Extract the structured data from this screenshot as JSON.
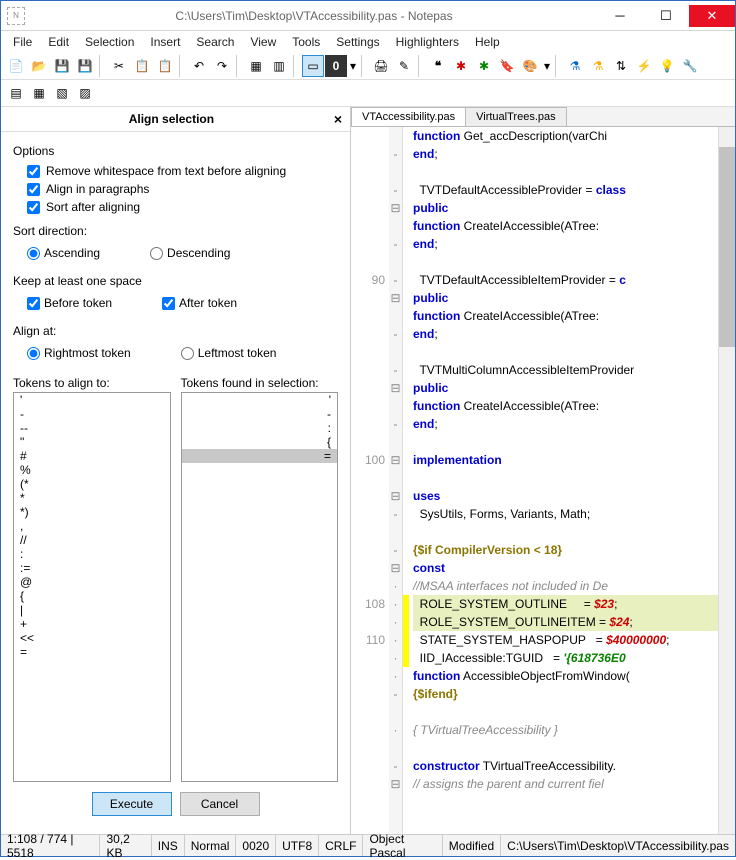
{
  "title": "C:\\Users\\Tim\\Desktop\\VTAccessibility.pas - Notepas",
  "menu": [
    "File",
    "Edit",
    "Selection",
    "Insert",
    "Search",
    "View",
    "Tools",
    "Settings",
    "Highlighters",
    "Help"
  ],
  "panel": {
    "title": "Align selection",
    "options_label": "Options",
    "opt1": "Remove whitespace from text before aligning",
    "opt2": "Align in paragraphs",
    "opt3": "Sort after aligning",
    "sortdir_label": "Sort direction:",
    "asc": "Ascending",
    "desc": "Descending",
    "keep_label": "Keep at least one space",
    "before": "Before token",
    "after": "After token",
    "alignat_label": "Align at:",
    "right": "Rightmost token",
    "left": "Leftmost token",
    "tokens_label": "Tokens to align to:",
    "found_label": "Tokens found in selection:",
    "tokens": [
      "'",
      "-",
      "--",
      "\"",
      "#",
      "%",
      "(*",
      "*",
      "*)",
      ",",
      "//",
      ":",
      ":=",
      "@",
      "{",
      "|",
      "+",
      "<<",
      "="
    ],
    "found": [
      "'",
      "-",
      ":",
      "{",
      "="
    ],
    "execute": "Execute",
    "cancel": "Cancel"
  },
  "tabs": [
    "VTAccessibility.pas",
    "VirtualTrees.pas"
  ],
  "code": {
    "lines": [
      {
        "ln": "",
        "fold": "",
        "mark": "",
        "html": "    <span class='kw'>function</span> Get_accDescription(varChi"
      },
      {
        "ln": "",
        "fold": "-",
        "mark": "",
        "html": "  <span class='kw'>end</span>;"
      },
      {
        "ln": "",
        "fold": "",
        "mark": "",
        "html": ""
      },
      {
        "ln": "",
        "fold": "-",
        "mark": "",
        "html": "  TVTDefaultAccessibleProvider = <span class='kw'>class</span>"
      },
      {
        "ln": "",
        "fold": "⊟",
        "mark": "",
        "html": "  <span class='kw'>public</span>"
      },
      {
        "ln": "",
        "fold": "",
        "mark": "",
        "html": "    <span class='kw'>function</span> CreateIAccessible(ATree:"
      },
      {
        "ln": "",
        "fold": "-",
        "mark": "",
        "html": "  <span class='kw'>end</span>;"
      },
      {
        "ln": "",
        "fold": "",
        "mark": "",
        "html": ""
      },
      {
        "ln": "90",
        "fold": "-",
        "mark": "",
        "html": "  TVTDefaultAccessibleItemProvider = <span class='kw'>c</span>"
      },
      {
        "ln": "",
        "fold": "⊟",
        "mark": "",
        "html": "  <span class='kw'>public</span>"
      },
      {
        "ln": "",
        "fold": "",
        "mark": "",
        "html": "    <span class='kw'>function</span> CreateIAccessible(ATree:"
      },
      {
        "ln": "",
        "fold": "-",
        "mark": "",
        "html": "  <span class='kw'>end</span>;"
      },
      {
        "ln": "",
        "fold": "",
        "mark": "",
        "html": ""
      },
      {
        "ln": "",
        "fold": "-",
        "mark": "",
        "html": "  TVTMultiColumnAccessibleItemProvider"
      },
      {
        "ln": "",
        "fold": "⊟",
        "mark": "",
        "html": "  <span class='kw'>public</span>"
      },
      {
        "ln": "",
        "fold": "",
        "mark": "",
        "html": "    <span class='kw'>function</span> CreateIAccessible(ATree:"
      },
      {
        "ln": "",
        "fold": "-",
        "mark": "",
        "html": "  <span class='kw'>end</span>;"
      },
      {
        "ln": "",
        "fold": "",
        "mark": "",
        "html": ""
      },
      {
        "ln": "100",
        "fold": "⊟",
        "mark": "",
        "html": "<span class='kw'>implementation</span>"
      },
      {
        "ln": "",
        "fold": "",
        "mark": "",
        "html": ""
      },
      {
        "ln": "",
        "fold": "⊟",
        "mark": "",
        "html": "<span class='kw'>uses</span>"
      },
      {
        "ln": "",
        "fold": "-",
        "mark": "",
        "html": "  SysUtils, Forms, Variants, Math;"
      },
      {
        "ln": "",
        "fold": "",
        "mark": "",
        "html": ""
      },
      {
        "ln": "",
        "fold": "-",
        "mark": "",
        "html": "<span class='dir'>{$if CompilerVersion &lt; 18}</span>"
      },
      {
        "ln": "",
        "fold": "⊟",
        "mark": "",
        "html": "<span class='kw'>const</span>"
      },
      {
        "ln": "",
        "fold": "·",
        "mark": "",
        "html": "  <span class='cm'>//MSAA interfaces not included in De</span>"
      },
      {
        "ln": "108",
        "fold": "·",
        "mark": "hlb",
        "hl": true,
        "html": "  ROLE_SYSTEM_OUTLINE     = <span class='num'>$23</span>;"
      },
      {
        "ln": "",
        "fold": "·",
        "mark": "hlb",
        "hl": true,
        "html": "  ROLE_SYSTEM_OUTLINEITEM = <span class='num'>$24</span>;"
      },
      {
        "ln": "110",
        "fold": "·",
        "mark": "hlb",
        "html": "  STATE_SYSTEM_HASPOPUP   = <span class='num'>$40000000</span>;"
      },
      {
        "ln": "",
        "fold": "·",
        "mark": "hlb",
        "html": "  IID_IAccessible:TGUID   = <span class='str'>'{618736E0</span>"
      },
      {
        "ln": "",
        "fold": "·",
        "mark": "",
        "html": "  <span class='kw'>function</span> AccessibleObjectFromWindow("
      },
      {
        "ln": "",
        "fold": "-",
        "mark": "",
        "html": "<span class='dir'>{$ifend}</span>"
      },
      {
        "ln": "",
        "fold": "",
        "mark": "",
        "html": ""
      },
      {
        "ln": "",
        "fold": "·",
        "mark": "",
        "html": "  <span class='cm'>{ TVirtualTreeAccessibility }</span>"
      },
      {
        "ln": "",
        "fold": "",
        "mark": "",
        "html": ""
      },
      {
        "ln": "",
        "fold": "-",
        "mark": "",
        "html": "<span class='kw'>constructor</span> TVirtualTreeAccessibility."
      },
      {
        "ln": "",
        "fold": "⊟",
        "mark": "",
        "html": "<span class='cm'>// assigns the parent and current fiel</span>"
      }
    ]
  },
  "status": {
    "pos": "1:108 / 774 | 5518",
    "size": "30,2 KB",
    "ins": "INS",
    "mode": "Normal",
    "cp": "0020",
    "enc": "UTF8",
    "eol": "CRLF",
    "lang": "Object Pascal",
    "mod": "Modified",
    "path": "C:\\Users\\Tim\\Desktop\\VTAccessibility.pas"
  }
}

### Given request
Check each line of the entries for the string "aligning". Copy the lines that have it.

### Answer for this exercise
    "opt1": "Remove whitespace from text before aligning",
    "opt3": "Sort after aligning",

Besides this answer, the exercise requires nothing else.